*** Data shown ***

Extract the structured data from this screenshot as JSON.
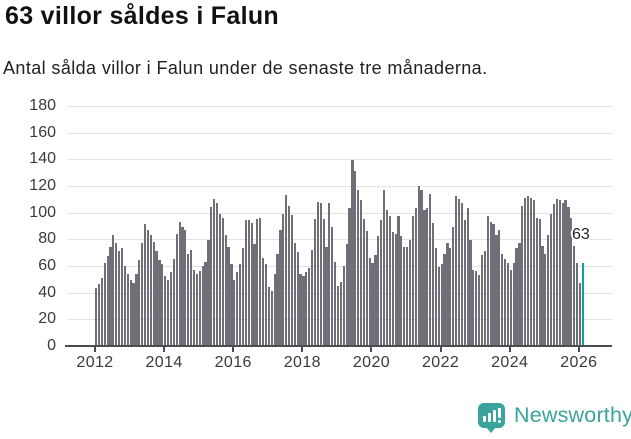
{
  "header": {
    "title": "63 villor såldes i Falun",
    "subtitle": "Antal sålda villor i Falun under de senaste tre månaderna."
  },
  "chart_data": {
    "type": "bar",
    "title": "63 villor såldes i Falun",
    "subtitle": "Antal sålda villor i Falun under de senaste tre månaderna.",
    "x_start": "2012-01",
    "x_end": "2026-02",
    "x_freq": "monthly",
    "x_tick_labels": [
      "2012",
      "2014",
      "2016",
      "2018",
      "2020",
      "2022",
      "2024",
      "2026"
    ],
    "y_ticks": [
      0,
      20,
      40,
      60,
      80,
      100,
      120,
      140,
      160,
      180
    ],
    "ylim": [
      0,
      180
    ],
    "grid": "horizontal",
    "legend": "none",
    "bar_color": "#6f6f77",
    "highlight_color": "#149e98",
    "highlight_index_from_end": 1,
    "annotation": {
      "text": "63",
      "value": 63
    },
    "values": [
      44,
      47,
      52,
      63,
      68,
      75,
      84,
      78,
      72,
      74,
      61,
      55,
      50,
      48,
      55,
      65,
      78,
      92,
      88,
      84,
      79,
      72,
      65,
      62,
      53,
      50,
      56,
      66,
      85,
      94,
      90,
      88,
      70,
      73,
      58,
      55,
      57,
      61,
      64,
      80,
      105,
      111,
      108,
      100,
      97,
      84,
      75,
      62,
      50,
      56,
      62,
      74,
      95,
      95,
      93,
      77,
      96,
      97,
      67,
      62,
      45,
      42,
      55,
      70,
      88,
      100,
      114,
      106,
      99,
      78,
      71,
      55,
      53,
      56,
      59,
      73,
      96,
      109,
      108,
      96,
      75,
      108,
      90,
      64,
      46,
      49,
      61,
      77,
      104,
      140,
      132,
      118,
      110,
      96,
      87,
      67,
      63,
      69,
      83,
      95,
      118,
      103,
      98,
      86,
      85,
      98,
      83,
      75,
      75,
      80,
      98,
      104,
      121,
      118,
      103,
      104,
      115,
      93,
      74,
      60,
      62,
      70,
      78,
      74,
      90,
      113,
      111,
      108,
      95,
      104,
      80,
      58,
      57,
      54,
      69,
      72,
      98,
      94,
      92,
      84,
      88,
      70,
      66,
      63,
      58,
      63,
      74,
      78,
      106,
      112,
      113,
      112,
      110,
      97,
      96,
      76,
      70,
      84,
      100,
      107,
      111,
      110,
      108,
      110,
      105,
      97,
      76,
      63,
      48,
      63
    ]
  },
  "footer": {
    "brand": "Newsworthy"
  }
}
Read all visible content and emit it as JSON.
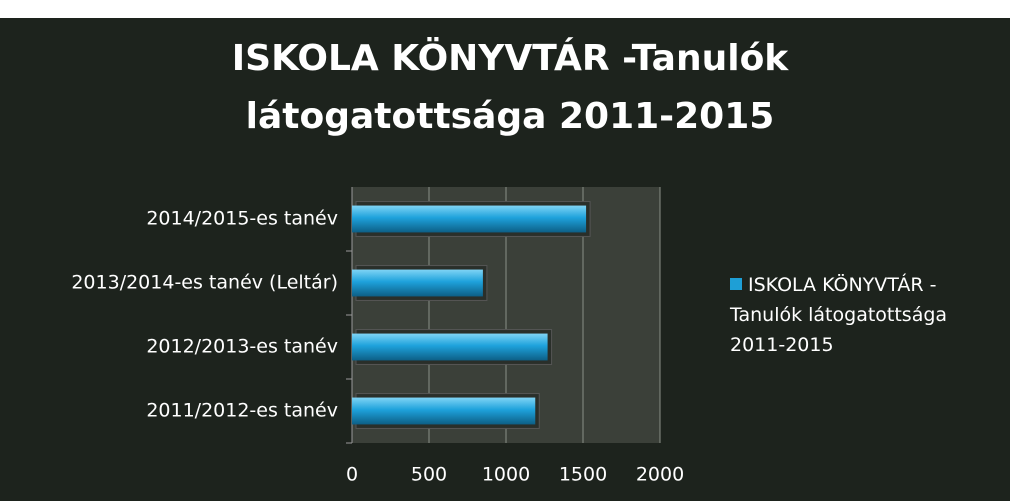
{
  "chart_data": {
    "type": "bar",
    "orientation": "horizontal",
    "title": "ISKOLA KÖNYVTÁR -Tanulók látogatottsága 2011-2015",
    "categories": [
      "2011/2012-es tanév",
      "2012/2013-es tanév",
      "2013/2014-es tanév (Leltár)",
      "2014/2015-es tanév"
    ],
    "series": [
      {
        "name": "ISKOLA KÖNYVTÁR - Tanulók látogatottsága 2011-2015",
        "color": "#1e9fd6",
        "values": [
          1190,
          1270,
          850,
          1520
        ]
      }
    ],
    "xlim": [
      0,
      2000
    ],
    "xticks": [
      0,
      500,
      1000,
      1500,
      2000
    ],
    "grid": true,
    "legend": "right"
  }
}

***

§ Set task
An exact transcription of all the entries is required, without the pictures.

§ Output of the task
Extract the structured data from this screenshot as JSON.
{
  "header": {
    "title": "63 villor såldes i Falun",
    "subtitle": "Antal sålda villor i Falun under de senaste tre månaderna."
  },
  "chart_data": {
    "type": "bar",
    "title": "63 villor såldes i Falun",
    "subtitle": "Antal sålda villor i Falun under de senaste tre månaderna.",
    "x_start": "2012-01",
    "x_end": "2026-02",
    "x_freq": "monthly",
    "x_tick_labels": [
      "2012",
      "2014",
      "2016",
      "2018",
      "2020",
      "2022",
      "2024",
      "2026"
    ],
    "y_ticks": [
      0,
      20,
      40,
      60,
      80,
      100,
      120,
      140,
      160,
      180
    ],
    "ylim": [
      0,
      180
    ],
    "grid": "horizontal",
    "legend": "none",
    "bar_color": "#6f6f77",
    "highlight_color": "#149e98",
    "highlight_index_from_end": 1,
    "annotation": {
      "text": "63",
      "value": 63
    },
    "values": [
      44,
      47,
      52,
      63,
      68,
      75,
      84,
      78,
      72,
      74,
      61,
      55,
      50,
      48,
      55,
      65,
      78,
      92,
      88,
      84,
      79,
      72,
      65,
      62,
      53,
      50,
      56,
      66,
      85,
      94,
      90,
      88,
      70,
      73,
      58,
      55,
      57,
      61,
      64,
      80,
      105,
      111,
      108,
      100,
      97,
      84,
      75,
      62,
      50,
      56,
      62,
      74,
      95,
      95,
      93,
      77,
      96,
      97,
      67,
      62,
      45,
      42,
      55,
      70,
      88,
      100,
      114,
      106,
      99,
      78,
      71,
      55,
      53,
      56,
      59,
      73,
      96,
      109,
      108,
      96,
      75,
      108,
      90,
      64,
      46,
      49,
      61,
      77,
      104,
      140,
      132,
      118,
      110,
      96,
      87,
      67,
      63,
      69,
      83,
      95,
      118,
      103,
      98,
      86,
      85,
      98,
      83,
      75,
      75,
      80,
      98,
      104,
      121,
      118,
      103,
      104,
      115,
      93,
      74,
      60,
      62,
      70,
      78,
      74,
      90,
      113,
      111,
      108,
      95,
      104,
      80,
      58,
      57,
      54,
      69,
      72,
      98,
      94,
      92,
      84,
      88,
      70,
      66,
      63,
      58,
      63,
      74,
      78,
      106,
      112,
      113,
      112,
      110,
      97,
      96,
      76,
      70,
      84,
      100,
      107,
      111,
      110,
      108,
      110,
      105,
      97,
      76,
      63,
      48,
      63
    ]
  },
  "footer": {
    "brand": "Newsworthy"
  }
}
Read all visible content and emit it as JSON.
{
  "chart_data": {
    "type": "bar",
    "orientation": "horizontal",
    "title": "ISKOLA KÖNYVTÁR -Tanulók látogatottsága 2011-2015",
    "categories": [
      "2011/2012-es tanév",
      "2012/2013-es tanév",
      "2013/2014-es tanév (Leltár)",
      "2014/2015-es tanév"
    ],
    "series": [
      {
        "name": "ISKOLA KÖNYVTÁR - Tanulók látogatottsága 2011-2015",
        "color": "#1e9fd6",
        "values": [
          1190,
          1270,
          850,
          1520
        ]
      }
    ],
    "xlim": [
      0,
      2000
    ],
    "xticks": [
      0,
      500,
      1000,
      1500,
      2000
    ],
    "grid": true,
    "legend": "right"
  }
}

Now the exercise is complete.